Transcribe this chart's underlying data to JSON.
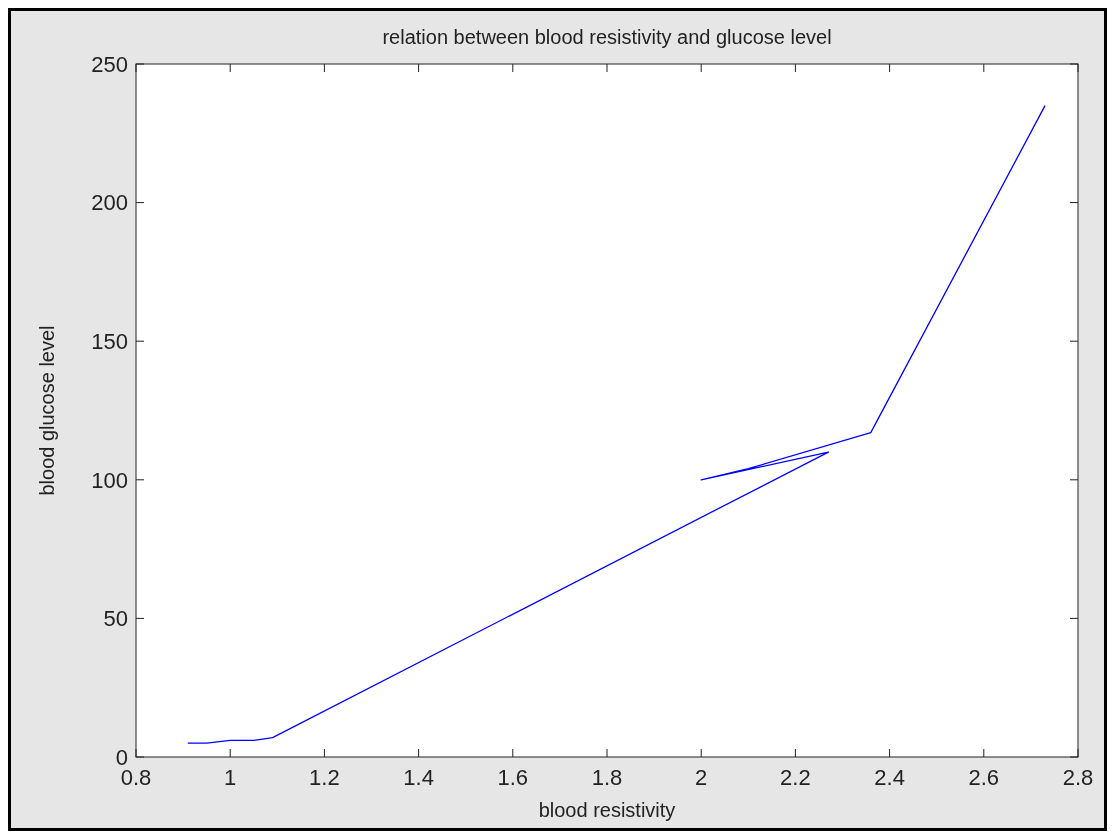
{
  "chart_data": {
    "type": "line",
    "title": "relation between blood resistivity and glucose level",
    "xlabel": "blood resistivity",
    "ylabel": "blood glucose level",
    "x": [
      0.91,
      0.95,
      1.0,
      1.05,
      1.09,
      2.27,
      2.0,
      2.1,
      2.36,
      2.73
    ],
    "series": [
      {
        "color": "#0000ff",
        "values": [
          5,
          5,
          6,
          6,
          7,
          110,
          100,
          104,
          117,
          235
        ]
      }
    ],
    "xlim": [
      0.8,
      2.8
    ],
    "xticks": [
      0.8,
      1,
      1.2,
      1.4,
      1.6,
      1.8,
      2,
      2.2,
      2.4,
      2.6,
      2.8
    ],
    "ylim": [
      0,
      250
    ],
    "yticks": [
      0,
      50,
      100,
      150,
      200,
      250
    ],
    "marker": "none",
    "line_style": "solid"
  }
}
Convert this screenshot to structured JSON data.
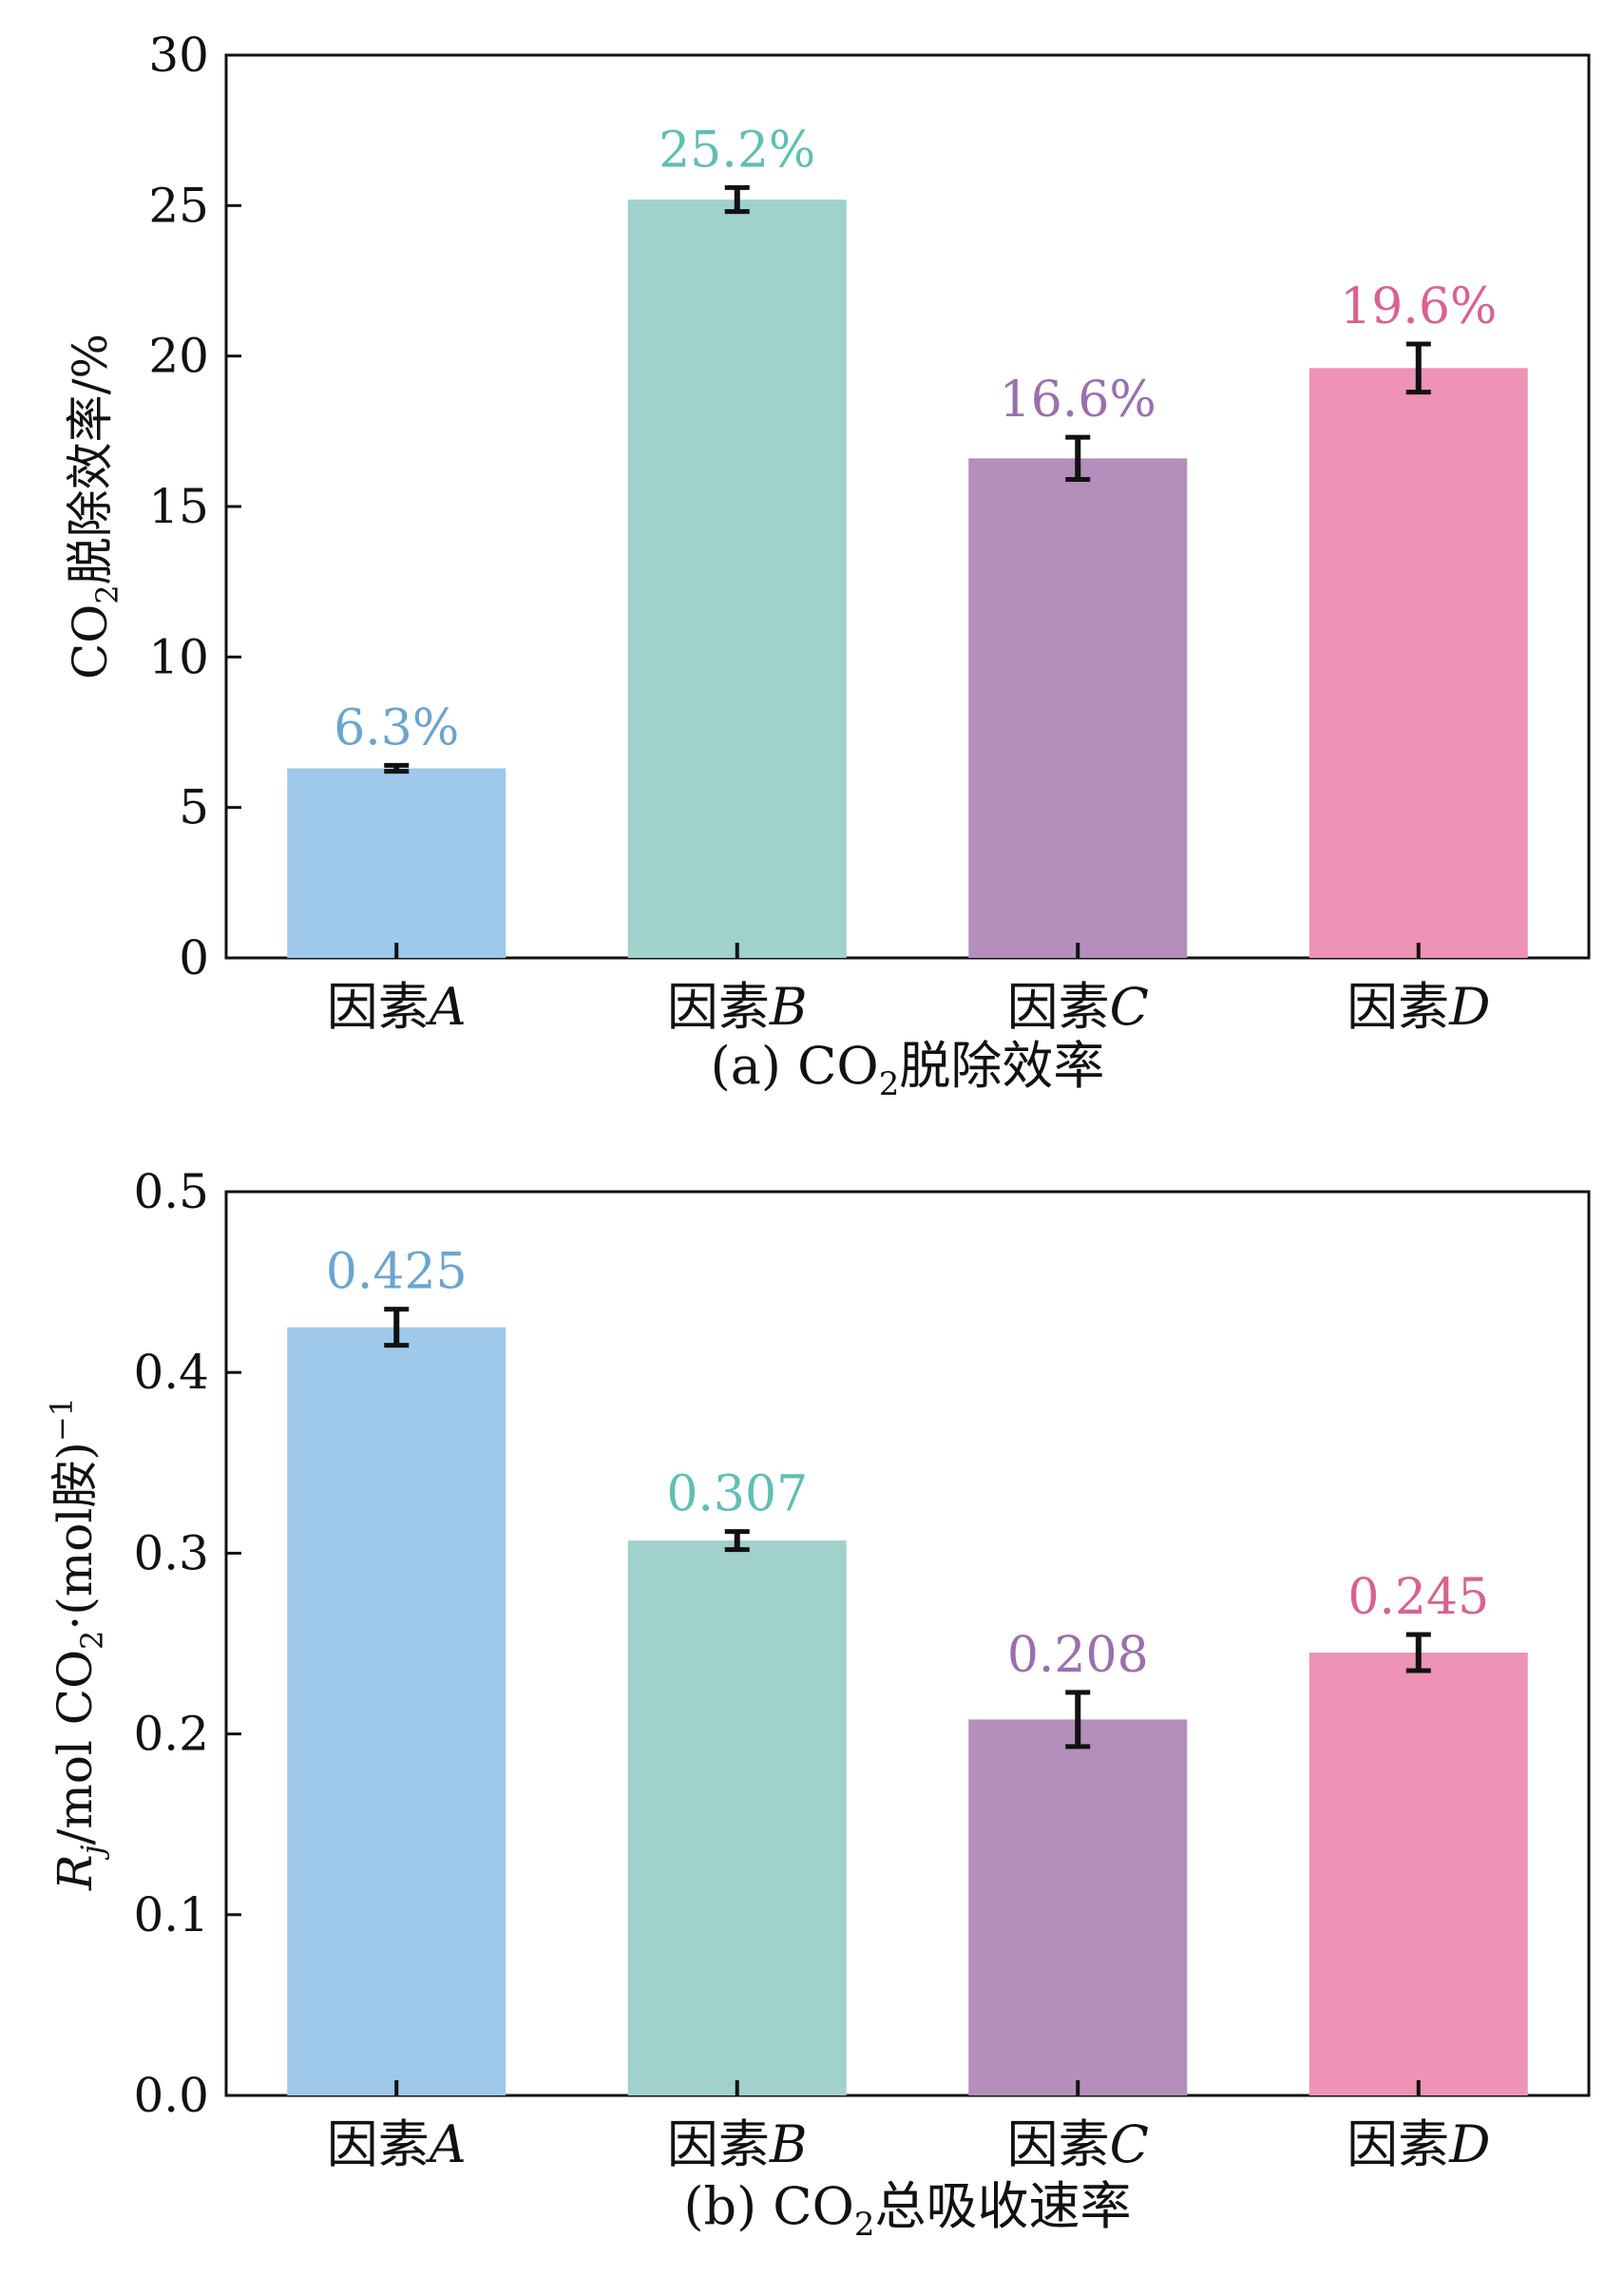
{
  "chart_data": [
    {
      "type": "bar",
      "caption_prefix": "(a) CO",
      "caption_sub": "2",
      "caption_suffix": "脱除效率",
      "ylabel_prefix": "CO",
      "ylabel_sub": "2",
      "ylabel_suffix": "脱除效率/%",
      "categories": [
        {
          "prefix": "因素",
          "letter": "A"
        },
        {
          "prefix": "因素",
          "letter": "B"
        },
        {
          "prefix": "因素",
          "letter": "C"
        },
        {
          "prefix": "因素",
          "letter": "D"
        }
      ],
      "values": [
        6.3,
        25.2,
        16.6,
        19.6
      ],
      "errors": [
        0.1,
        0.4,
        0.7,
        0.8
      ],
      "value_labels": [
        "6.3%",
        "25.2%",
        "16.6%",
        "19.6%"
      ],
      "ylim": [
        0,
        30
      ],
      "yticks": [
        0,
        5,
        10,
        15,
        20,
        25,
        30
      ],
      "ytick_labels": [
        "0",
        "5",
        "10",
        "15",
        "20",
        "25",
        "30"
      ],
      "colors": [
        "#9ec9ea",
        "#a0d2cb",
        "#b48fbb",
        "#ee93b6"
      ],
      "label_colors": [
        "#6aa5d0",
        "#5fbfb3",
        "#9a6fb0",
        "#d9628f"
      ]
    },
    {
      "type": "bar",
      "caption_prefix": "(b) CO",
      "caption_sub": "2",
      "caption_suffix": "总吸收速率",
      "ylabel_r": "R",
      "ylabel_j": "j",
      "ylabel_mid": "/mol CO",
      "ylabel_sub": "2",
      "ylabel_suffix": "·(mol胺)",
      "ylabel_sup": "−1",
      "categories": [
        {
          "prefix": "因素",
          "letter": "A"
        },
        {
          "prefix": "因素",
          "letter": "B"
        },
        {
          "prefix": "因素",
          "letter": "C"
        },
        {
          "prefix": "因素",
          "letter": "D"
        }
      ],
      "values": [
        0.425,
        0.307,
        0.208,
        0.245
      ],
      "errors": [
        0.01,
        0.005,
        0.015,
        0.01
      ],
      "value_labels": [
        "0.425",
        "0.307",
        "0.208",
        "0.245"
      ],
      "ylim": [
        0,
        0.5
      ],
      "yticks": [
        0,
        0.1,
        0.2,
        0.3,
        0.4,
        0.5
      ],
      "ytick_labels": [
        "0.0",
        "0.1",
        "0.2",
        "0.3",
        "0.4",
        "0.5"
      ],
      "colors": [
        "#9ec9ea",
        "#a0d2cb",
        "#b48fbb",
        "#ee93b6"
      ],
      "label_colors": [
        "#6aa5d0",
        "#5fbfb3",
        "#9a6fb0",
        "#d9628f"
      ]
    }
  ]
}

• [SET PROBLEM]:
Which lines contain "blood"? Copy each of them.

• [TASK SOLUTION]:
    "title": "relation between blood resistivity and glucose level",
    "xlabel": "blood resistivity",
    "ylabel": "blood glucose level",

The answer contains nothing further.